ROWS
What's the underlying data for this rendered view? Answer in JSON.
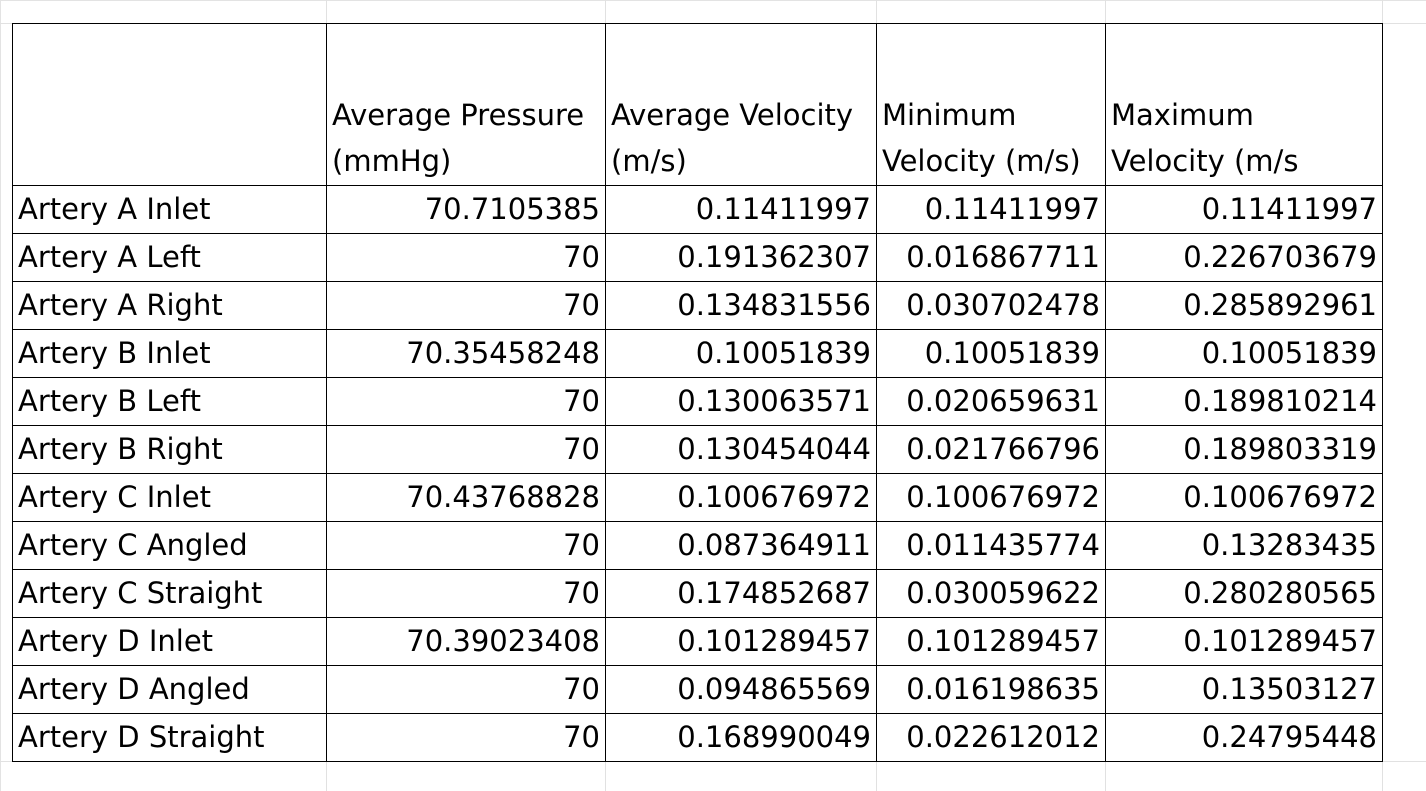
{
  "table": {
    "headers": [
      {
        "line1": "",
        "line2": ""
      },
      {
        "line1": "Average Pressure",
        "line2": "(mmHg)"
      },
      {
        "line1": "Average Velocity",
        "line2": "(m/s)"
      },
      {
        "line1": "Minimum",
        "line2": "Velocity (m/s)"
      },
      {
        "line1": "Maximum",
        "line2": "Velocity (m/s"
      }
    ],
    "rows": [
      {
        "label": "Artery A Inlet",
        "pressure": "70.7105385",
        "avg_velocity": "0.11411997",
        "min_velocity": "0.11411997",
        "max_velocity": "0.11411997"
      },
      {
        "label": "Artery A Left",
        "pressure": "70",
        "avg_velocity": "0.191362307",
        "min_velocity": "0.016867711",
        "max_velocity": "0.226703679"
      },
      {
        "label": "Artery A Right",
        "pressure": "70",
        "avg_velocity": "0.134831556",
        "min_velocity": "0.030702478",
        "max_velocity": "0.285892961"
      },
      {
        "label": "Artery B Inlet",
        "pressure": "70.35458248",
        "avg_velocity": "0.10051839",
        "min_velocity": "0.10051839",
        "max_velocity": "0.10051839"
      },
      {
        "label": "Artery B Left",
        "pressure": "70",
        "avg_velocity": "0.130063571",
        "min_velocity": "0.020659631",
        "max_velocity": "0.189810214"
      },
      {
        "label": "Artery B Right",
        "pressure": "70",
        "avg_velocity": "0.130454044",
        "min_velocity": "0.021766796",
        "max_velocity": "0.189803319"
      },
      {
        "label": "Artery C Inlet",
        "pressure": "70.43768828",
        "avg_velocity": "0.100676972",
        "min_velocity": "0.100676972",
        "max_velocity": "0.100676972"
      },
      {
        "label": "Artery C Angled",
        "pressure": "70",
        "avg_velocity": "0.087364911",
        "min_velocity": "0.011435774",
        "max_velocity": "0.13283435"
      },
      {
        "label": "Artery C Straight",
        "pressure": "70",
        "avg_velocity": "0.174852687",
        "min_velocity": "0.030059622",
        "max_velocity": "0.280280565"
      },
      {
        "label": "Artery D Inlet",
        "pressure": "70.39023408",
        "avg_velocity": "0.101289457",
        "min_velocity": "0.101289457",
        "max_velocity": "0.101289457"
      },
      {
        "label": "Artery D Angled",
        "pressure": "70",
        "avg_velocity": "0.094865569",
        "min_velocity": "0.016198635",
        "max_velocity": "0.13503127"
      },
      {
        "label": "Artery D Straight",
        "pressure": "70",
        "avg_velocity": "0.168990049",
        "min_velocity": "0.022612012",
        "max_velocity": "0.24795448"
      }
    ]
  }
}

AIM
Report the number of lines in the entries above that include the word "label" and add nothing to it.

SOLVED PROBLEM
12